Pull out every line below that holds the word "background".

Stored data
%%

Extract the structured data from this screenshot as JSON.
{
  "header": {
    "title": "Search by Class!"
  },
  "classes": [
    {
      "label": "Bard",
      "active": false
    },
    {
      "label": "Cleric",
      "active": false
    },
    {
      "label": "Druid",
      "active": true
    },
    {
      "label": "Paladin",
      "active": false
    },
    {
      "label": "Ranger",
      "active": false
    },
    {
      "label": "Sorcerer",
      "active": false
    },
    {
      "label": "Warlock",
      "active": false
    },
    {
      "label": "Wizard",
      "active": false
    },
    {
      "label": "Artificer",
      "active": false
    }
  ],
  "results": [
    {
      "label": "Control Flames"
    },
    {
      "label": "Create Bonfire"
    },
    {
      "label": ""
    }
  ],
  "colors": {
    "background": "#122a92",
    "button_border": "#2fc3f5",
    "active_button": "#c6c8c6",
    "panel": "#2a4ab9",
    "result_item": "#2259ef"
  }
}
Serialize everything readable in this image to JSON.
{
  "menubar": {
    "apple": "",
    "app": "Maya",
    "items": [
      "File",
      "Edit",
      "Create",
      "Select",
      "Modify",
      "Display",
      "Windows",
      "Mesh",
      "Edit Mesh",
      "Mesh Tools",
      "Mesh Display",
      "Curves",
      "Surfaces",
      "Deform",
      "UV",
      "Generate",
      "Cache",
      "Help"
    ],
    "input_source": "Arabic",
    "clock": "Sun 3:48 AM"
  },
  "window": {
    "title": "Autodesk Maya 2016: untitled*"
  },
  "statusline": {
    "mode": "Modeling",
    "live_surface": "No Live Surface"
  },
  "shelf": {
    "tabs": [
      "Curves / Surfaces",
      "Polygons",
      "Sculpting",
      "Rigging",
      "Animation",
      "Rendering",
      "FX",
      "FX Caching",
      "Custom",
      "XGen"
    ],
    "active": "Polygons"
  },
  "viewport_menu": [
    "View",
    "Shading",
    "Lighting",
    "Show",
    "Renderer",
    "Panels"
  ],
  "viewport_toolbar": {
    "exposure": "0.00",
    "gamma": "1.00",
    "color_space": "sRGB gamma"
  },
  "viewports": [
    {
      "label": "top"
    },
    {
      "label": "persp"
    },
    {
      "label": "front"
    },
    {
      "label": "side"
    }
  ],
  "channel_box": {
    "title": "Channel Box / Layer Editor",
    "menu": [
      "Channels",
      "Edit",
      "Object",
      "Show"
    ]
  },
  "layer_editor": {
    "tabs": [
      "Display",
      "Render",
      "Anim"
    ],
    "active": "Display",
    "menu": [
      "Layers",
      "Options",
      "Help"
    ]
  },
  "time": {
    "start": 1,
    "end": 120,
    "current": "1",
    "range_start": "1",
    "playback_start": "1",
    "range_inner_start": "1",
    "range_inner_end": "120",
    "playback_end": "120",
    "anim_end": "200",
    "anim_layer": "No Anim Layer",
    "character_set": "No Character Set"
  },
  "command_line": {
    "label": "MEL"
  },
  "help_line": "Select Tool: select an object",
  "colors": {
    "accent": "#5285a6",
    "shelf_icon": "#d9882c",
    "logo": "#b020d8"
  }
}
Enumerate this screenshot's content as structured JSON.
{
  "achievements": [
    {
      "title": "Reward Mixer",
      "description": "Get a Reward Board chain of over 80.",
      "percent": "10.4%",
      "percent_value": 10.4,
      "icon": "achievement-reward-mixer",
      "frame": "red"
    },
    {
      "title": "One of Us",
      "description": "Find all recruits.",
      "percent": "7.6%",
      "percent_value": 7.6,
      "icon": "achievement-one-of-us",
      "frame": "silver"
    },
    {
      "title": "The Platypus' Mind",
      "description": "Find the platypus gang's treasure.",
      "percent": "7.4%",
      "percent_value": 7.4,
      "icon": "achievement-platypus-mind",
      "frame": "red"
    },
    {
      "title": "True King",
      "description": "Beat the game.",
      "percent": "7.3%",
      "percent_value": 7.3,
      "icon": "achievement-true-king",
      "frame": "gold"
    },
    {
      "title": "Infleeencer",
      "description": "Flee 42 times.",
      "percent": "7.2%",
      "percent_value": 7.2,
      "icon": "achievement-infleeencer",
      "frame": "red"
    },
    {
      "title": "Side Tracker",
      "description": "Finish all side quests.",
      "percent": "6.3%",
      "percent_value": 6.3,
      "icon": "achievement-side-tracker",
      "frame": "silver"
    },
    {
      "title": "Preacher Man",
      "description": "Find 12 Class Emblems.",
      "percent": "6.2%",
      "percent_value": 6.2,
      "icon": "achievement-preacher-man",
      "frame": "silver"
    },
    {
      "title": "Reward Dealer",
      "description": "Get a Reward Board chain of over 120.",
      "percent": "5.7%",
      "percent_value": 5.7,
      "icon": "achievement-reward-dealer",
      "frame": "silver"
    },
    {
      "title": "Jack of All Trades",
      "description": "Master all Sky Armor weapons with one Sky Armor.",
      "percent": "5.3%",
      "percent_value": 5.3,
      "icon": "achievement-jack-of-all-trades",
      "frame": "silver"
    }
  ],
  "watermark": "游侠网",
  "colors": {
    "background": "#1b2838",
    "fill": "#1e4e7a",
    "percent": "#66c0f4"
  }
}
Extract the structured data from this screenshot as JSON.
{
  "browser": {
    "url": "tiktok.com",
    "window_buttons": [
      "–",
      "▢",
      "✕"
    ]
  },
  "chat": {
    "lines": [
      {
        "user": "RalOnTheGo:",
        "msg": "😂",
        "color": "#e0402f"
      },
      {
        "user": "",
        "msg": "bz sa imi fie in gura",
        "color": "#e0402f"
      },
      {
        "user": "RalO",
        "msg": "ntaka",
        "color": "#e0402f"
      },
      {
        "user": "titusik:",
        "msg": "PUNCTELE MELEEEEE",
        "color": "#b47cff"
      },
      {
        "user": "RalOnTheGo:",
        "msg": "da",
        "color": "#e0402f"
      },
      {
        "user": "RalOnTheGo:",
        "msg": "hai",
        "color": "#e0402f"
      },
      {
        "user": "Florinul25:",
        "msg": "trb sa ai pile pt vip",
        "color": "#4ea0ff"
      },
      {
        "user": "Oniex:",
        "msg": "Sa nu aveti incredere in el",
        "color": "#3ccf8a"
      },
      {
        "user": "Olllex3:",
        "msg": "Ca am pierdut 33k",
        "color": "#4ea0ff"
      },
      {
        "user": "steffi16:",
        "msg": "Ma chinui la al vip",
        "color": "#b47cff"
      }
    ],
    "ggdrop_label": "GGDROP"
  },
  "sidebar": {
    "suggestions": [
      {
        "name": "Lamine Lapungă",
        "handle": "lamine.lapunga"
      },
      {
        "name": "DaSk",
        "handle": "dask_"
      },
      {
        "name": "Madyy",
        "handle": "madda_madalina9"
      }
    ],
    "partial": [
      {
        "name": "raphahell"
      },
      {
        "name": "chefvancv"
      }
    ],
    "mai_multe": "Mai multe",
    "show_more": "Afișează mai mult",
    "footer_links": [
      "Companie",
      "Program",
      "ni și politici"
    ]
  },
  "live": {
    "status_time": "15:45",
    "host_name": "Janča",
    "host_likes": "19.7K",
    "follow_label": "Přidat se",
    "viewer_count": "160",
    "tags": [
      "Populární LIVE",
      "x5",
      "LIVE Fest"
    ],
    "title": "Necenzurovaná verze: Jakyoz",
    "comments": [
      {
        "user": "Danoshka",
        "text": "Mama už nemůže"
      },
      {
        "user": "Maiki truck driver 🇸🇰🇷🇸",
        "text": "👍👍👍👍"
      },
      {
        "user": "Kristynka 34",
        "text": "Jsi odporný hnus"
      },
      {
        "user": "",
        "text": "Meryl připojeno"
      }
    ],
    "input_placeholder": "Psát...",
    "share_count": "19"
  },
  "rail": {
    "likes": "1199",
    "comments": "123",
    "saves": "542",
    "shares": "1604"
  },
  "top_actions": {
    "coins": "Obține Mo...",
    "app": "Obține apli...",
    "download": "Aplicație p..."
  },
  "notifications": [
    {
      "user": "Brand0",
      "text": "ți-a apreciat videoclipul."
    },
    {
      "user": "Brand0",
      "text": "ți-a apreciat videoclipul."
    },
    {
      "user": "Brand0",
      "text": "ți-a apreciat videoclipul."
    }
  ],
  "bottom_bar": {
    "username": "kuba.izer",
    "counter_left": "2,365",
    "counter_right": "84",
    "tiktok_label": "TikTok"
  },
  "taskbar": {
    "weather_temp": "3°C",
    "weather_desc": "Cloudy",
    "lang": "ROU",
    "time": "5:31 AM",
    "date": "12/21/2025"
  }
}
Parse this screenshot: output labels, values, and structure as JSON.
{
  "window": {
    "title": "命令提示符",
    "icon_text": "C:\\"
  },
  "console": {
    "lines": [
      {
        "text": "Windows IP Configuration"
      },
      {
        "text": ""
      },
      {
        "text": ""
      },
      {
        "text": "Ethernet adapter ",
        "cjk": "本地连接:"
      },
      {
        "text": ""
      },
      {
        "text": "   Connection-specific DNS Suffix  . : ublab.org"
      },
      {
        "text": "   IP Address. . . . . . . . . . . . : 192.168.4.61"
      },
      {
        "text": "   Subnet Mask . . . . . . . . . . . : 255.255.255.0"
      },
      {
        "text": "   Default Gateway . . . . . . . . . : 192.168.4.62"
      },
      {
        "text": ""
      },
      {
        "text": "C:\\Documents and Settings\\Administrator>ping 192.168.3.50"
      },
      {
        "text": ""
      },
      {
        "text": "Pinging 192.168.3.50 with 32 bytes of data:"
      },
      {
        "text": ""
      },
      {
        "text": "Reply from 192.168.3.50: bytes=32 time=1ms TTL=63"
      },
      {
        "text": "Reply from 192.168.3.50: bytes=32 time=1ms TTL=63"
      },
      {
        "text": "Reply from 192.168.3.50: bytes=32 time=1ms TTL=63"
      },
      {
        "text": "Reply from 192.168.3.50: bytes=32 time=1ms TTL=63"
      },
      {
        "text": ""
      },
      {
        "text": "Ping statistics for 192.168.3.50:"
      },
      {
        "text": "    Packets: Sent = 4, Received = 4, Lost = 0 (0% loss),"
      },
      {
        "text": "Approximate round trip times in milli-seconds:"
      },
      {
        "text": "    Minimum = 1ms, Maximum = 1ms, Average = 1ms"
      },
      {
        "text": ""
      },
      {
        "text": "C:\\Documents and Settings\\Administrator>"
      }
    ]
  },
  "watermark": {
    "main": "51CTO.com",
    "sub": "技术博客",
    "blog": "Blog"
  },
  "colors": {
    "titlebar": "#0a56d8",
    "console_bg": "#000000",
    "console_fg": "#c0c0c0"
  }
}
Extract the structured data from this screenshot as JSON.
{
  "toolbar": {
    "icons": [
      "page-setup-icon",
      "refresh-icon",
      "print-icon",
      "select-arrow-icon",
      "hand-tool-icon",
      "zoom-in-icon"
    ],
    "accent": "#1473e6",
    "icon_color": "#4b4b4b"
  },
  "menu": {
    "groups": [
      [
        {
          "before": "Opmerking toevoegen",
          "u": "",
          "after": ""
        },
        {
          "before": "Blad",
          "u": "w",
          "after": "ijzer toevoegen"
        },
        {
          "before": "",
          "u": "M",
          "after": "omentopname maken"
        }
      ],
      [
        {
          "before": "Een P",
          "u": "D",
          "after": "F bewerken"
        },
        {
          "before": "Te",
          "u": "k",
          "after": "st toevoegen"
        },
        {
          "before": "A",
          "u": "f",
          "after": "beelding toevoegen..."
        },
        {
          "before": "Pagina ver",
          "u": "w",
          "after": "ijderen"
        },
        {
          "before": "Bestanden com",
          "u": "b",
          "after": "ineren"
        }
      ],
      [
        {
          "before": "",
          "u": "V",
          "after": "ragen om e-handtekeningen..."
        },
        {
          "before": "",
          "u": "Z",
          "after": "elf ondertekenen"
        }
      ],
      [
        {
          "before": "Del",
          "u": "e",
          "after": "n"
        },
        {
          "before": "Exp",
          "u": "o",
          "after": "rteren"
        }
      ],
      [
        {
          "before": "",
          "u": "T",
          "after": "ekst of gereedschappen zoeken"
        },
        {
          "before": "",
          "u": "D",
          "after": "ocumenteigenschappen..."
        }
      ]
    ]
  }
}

%%

* [Result of the exercise]
    "background": "#122a92",
    "background": "#1b2838",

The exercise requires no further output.